» **What you need to do**
Retype each entry below exactly as it stands.

» **Exercise data**
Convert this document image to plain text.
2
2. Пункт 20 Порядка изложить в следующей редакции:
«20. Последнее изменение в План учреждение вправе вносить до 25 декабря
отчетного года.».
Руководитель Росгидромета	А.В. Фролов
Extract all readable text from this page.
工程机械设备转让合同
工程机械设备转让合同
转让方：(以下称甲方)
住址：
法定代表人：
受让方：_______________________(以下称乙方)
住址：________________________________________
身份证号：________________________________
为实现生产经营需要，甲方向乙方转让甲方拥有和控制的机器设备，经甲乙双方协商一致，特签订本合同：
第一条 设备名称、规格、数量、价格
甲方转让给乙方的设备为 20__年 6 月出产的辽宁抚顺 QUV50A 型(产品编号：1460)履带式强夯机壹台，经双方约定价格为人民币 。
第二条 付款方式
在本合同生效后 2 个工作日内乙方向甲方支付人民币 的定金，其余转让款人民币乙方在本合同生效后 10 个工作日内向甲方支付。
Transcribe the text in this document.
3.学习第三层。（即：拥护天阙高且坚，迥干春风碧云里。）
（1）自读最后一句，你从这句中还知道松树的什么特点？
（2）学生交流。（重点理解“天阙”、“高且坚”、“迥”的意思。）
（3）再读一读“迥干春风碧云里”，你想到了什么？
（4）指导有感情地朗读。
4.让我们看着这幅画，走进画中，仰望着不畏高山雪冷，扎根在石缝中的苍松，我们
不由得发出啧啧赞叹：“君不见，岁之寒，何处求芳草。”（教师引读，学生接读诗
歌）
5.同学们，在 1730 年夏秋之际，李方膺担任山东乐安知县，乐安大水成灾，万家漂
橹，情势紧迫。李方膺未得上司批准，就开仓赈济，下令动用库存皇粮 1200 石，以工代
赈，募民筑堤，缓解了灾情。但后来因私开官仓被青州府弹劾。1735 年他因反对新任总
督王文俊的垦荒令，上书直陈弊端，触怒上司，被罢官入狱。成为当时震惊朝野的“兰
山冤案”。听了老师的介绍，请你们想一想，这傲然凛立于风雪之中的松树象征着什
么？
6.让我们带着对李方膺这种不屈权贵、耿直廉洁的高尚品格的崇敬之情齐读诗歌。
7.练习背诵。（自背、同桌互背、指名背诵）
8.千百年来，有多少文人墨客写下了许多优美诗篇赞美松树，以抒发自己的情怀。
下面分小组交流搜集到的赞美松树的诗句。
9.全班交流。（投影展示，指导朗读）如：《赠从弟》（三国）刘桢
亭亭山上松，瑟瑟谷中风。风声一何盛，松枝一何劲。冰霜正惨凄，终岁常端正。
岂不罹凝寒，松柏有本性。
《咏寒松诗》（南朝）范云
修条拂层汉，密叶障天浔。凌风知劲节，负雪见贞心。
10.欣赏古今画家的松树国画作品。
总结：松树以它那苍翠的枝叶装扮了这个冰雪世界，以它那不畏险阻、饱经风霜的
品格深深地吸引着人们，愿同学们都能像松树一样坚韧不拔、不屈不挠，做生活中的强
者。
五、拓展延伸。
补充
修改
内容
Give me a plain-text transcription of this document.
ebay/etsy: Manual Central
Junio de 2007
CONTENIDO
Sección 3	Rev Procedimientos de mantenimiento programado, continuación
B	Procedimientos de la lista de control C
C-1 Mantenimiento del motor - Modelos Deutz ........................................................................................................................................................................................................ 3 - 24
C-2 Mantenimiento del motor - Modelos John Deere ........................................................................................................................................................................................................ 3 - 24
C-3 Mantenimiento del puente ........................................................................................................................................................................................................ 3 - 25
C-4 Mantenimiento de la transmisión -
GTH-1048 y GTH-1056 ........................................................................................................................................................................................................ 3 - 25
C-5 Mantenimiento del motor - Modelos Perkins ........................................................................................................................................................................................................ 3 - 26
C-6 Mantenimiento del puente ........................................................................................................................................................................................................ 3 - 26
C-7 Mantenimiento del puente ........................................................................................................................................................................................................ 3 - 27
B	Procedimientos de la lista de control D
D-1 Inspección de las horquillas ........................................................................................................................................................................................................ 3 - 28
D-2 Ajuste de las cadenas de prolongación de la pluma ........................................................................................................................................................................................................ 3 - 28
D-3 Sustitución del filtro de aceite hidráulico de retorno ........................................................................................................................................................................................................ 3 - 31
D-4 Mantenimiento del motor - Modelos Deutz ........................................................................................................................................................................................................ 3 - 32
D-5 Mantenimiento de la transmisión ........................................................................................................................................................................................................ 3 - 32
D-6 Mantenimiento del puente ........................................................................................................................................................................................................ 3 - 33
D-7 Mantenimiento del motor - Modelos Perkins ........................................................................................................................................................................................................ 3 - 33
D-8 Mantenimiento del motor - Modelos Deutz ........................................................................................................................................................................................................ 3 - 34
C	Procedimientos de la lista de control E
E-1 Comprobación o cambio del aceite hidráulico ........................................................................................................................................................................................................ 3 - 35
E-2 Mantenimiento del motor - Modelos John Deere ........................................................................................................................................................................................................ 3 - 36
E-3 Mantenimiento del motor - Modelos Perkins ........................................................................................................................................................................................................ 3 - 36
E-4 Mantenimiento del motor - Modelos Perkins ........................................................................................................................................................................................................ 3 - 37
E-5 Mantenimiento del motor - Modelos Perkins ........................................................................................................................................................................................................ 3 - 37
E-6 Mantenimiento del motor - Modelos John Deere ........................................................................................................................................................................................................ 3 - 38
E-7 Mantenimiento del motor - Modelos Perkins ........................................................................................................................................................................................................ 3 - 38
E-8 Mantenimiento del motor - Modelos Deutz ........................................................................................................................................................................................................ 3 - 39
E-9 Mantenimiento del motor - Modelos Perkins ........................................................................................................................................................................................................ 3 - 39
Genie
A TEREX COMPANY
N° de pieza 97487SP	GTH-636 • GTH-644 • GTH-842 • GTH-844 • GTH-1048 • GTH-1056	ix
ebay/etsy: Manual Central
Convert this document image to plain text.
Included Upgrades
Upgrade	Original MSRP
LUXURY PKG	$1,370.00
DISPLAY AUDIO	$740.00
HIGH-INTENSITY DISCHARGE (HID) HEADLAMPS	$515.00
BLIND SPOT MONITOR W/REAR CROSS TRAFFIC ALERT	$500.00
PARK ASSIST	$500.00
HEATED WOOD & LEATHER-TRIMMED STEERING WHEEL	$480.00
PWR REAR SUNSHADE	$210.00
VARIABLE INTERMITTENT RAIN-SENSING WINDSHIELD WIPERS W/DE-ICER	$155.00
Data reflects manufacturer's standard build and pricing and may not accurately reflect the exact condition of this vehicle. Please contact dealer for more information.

» **Complete output**
Convert this document image to plain text.
2
2. Пункт 20 Порядка изложить в следующей редакции:
«20. Последнее изменение в План учреждение вправе вносить до 25 декабря
отчетного года.».
Руководитель Росгидромета	А.В. Фролов
Extract all readable text from this page.
工程机械设备转让合同
工程机械设备转让合同
转让方：(以下称甲方)
住址：
法定代表人：
受让方：_______________________(以下称乙方)
住址：________________________________________
身份证号：________________________________
为实现生产经营需要，甲方向乙方转让甲方拥有和控制的机器设备，经甲乙双方协商一致，特签订本合同：
第一条 设备名称、规格、数量、价格
甲方转让给乙方的设备为 20__年 6 月出产的辽宁抚顺 QUV50A 型(产品编号：1460)履带式强夯机壹台，经双方约定价格为人民币 。
第二条 付款方式
在本合同生效后 2 个工作日内乙方向甲方支付人民币 的定金，其余转让款人民币乙方在本合同生效后 10 个工作日内向甲方支付。
Transcribe the text in this document.
3.学习第三层。（即：拥护天阙高且坚，迥干春风碧云里。）
（1）自读最后一句，你从这句中还知道松树的什么特点？
（2）学生交流。（重点理解“天阙”、“高且坚”、“迥”的意思。）
（3）再读一读“迥干春风碧云里”，你想到了什么？
（4）指导有感情地朗读。
4.让我们看着这幅画，走进画中，仰望着不畏高山雪冷，扎根在石缝中的苍松，我们
不由得发出啧啧赞叹：“君不见，岁之寒，何处求芳草。”（教师引读，学生接读诗
歌）
5.同学们，在 1730 年夏秋之际，李方膺担任山东乐安知县，乐安大水成灾，万家漂
橹，情势紧迫。李方膺未得上司批准，就开仓赈济，下令动用库存皇粮 1200 石，以工代
赈，募民筑堤，缓解了灾情。但后来因私开官仓被青州府弹劾。1735 年他因反对新任总
督王文俊的垦荒令，上书直陈弊端，触怒上司，被罢官入狱。成为当时震惊朝野的“兰
山冤案”。听了老师的介绍，请你们想一想，这傲然凛立于风雪之中的松树象征着什
么？
6.让我们带着对李方膺这种不屈权贵、耿直廉洁的高尚品格的崇敬之情齐读诗歌。
7.练习背诵。（自背、同桌互背、指名背诵）
8.千百年来，有多少文人墨客写下了许多优美诗篇赞美松树，以抒发自己的情怀。
下面分小组交流搜集到的赞美松树的诗句。
9.全班交流。（投影展示，指导朗读）如：《赠从弟》（三国）刘桢
亭亭山上松，瑟瑟谷中风。风声一何盛，松枝一何劲。冰霜正惨凄，终岁常端正。
岂不罹凝寒，松柏有本性。
《咏寒松诗》（南朝）范云
修条拂层汉，密叶障天浔。凌风知劲节，负雪见贞心。
10.欣赏古今画家的松树国画作品。
总结：松树以它那苍翠的枝叶装扮了这个冰雪世界，以它那不畏险阻、饱经风霜的
品格深深地吸引着人们，愿同学们都能像松树一样坚韧不拔、不屈不挠，做生活中的强
者。
五、拓展延伸。
补充
修改
内容
Give me a plain-text transcription of this document.
ebay/etsy: Manual Central
Junio de 2007
CONTENIDO
Sección 3	Rev Procedimientos de mantenimiento programado, continuación
B	Procedimientos de la lista de control C
C-1 Mantenimiento del motor - Modelos Deutz ........................................................................................................................................................................................................ 3 - 24
C-2 Mantenimiento del motor - Modelos John Deere ........................................................................................................................................................................................................ 3 - 24
C-3 Mantenimiento del puente ........................................................................................................................................................................................................ 3 - 25
C-4 Mantenimiento de la transmisión -
GTH-1048 y GTH-1056 ........................................................................................................................................................................................................ 3 - 25
C-5 Mantenimiento del motor - Modelos Perkins ........................................................................................................................................................................................................ 3 - 26
C-6 Mantenimiento del puente ........................................................................................................................................................................................................ 3 - 26
C-7 Mantenimiento del puente ........................................................................................................................................................................................................ 3 - 27
B	Procedimientos de la lista de control D
D-1 Inspección de las horquillas ........................................................................................................................................................................................................ 3 - 28
D-2 Ajuste de las cadenas de prolongación de la pluma ........................................................................................................................................................................................................ 3 - 28
D-3 Sustitución del filtro de aceite hidráulico de retorno ........................................................................................................................................................................................................ 3 - 31
D-4 Mantenimiento del motor - Modelos Deutz ........................................................................................................................................................................................................ 3 - 32
D-5 Mantenimiento de la transmisión ........................................................................................................................................................................................................ 3 - 32
D-6 Mantenimiento del puente ........................................................................................................................................................................................................ 3 - 33
D-7 Mantenimiento del motor - Modelos Perkins ........................................................................................................................................................................................................ 3 - 33
D-8 Mantenimiento del motor - Modelos Deutz ........................................................................................................................................................................................................ 3 - 34
C	Procedimientos de la lista de control E
E-1 Comprobación o cambio del aceite hidráulico ........................................................................................................................................................................................................ 3 - 35
E-2 Mantenimiento del motor - Modelos John Deere ........................................................................................................................................................................................................ 3 - 36
E-3 Mantenimiento del motor - Modelos Perkins ........................................................................................................................................................................................................ 3 - 36
E-4 Mantenimiento del motor - Modelos Perkins ........................................................................................................................................................................................................ 3 - 37
E-5 Mantenimiento del motor - Modelos Perkins ........................................................................................................................................................................................................ 3 - 37
E-6 Mantenimiento del motor - Modelos John Deere ........................................................................................................................................................................................................ 3 - 38
E-7 Mantenimiento del motor - Modelos Perkins ........................................................................................................................................................................................................ 3 - 38
E-8 Mantenimiento del motor - Modelos Deutz ........................................................................................................................................................................................................ 3 - 39
E-9 Mantenimiento del motor - Modelos Perkins ........................................................................................................................................................................................................ 3 - 39
Genie
A TEREX COMPANY
N° de pieza 97487SP	GTH-636 • GTH-644 • GTH-842 • GTH-844 • GTH-1048 • GTH-1056	ix
ebay/etsy: Manual Central
Convert this document image to plain text.
Included Upgrades
Upgrade	Original MSRP
LUXURY PKG	$1,370.00
DISPLAY AUDIO	$740.00
HIGH-INTENSITY DISCHARGE (HID) HEADLAMPS	$515.00
BLIND SPOT MONITOR W/REAR CROSS TRAFFIC ALERT	$500.00
PARK ASSIST	$500.00
HEATED WOOD & LEATHER-TRIMMED STEERING WHEEL	$480.00
PWR REAR SUNSHADE	$210.00
VARIABLE INTERMITTENT RAIN-SENSING WINDSHIELD WIPERS W/DE-ICER	$155.00
Data reflects manufacturer's standard build and pricing and may not accurately reflect the exact condition of this vehicle. Please contact dealer for more information.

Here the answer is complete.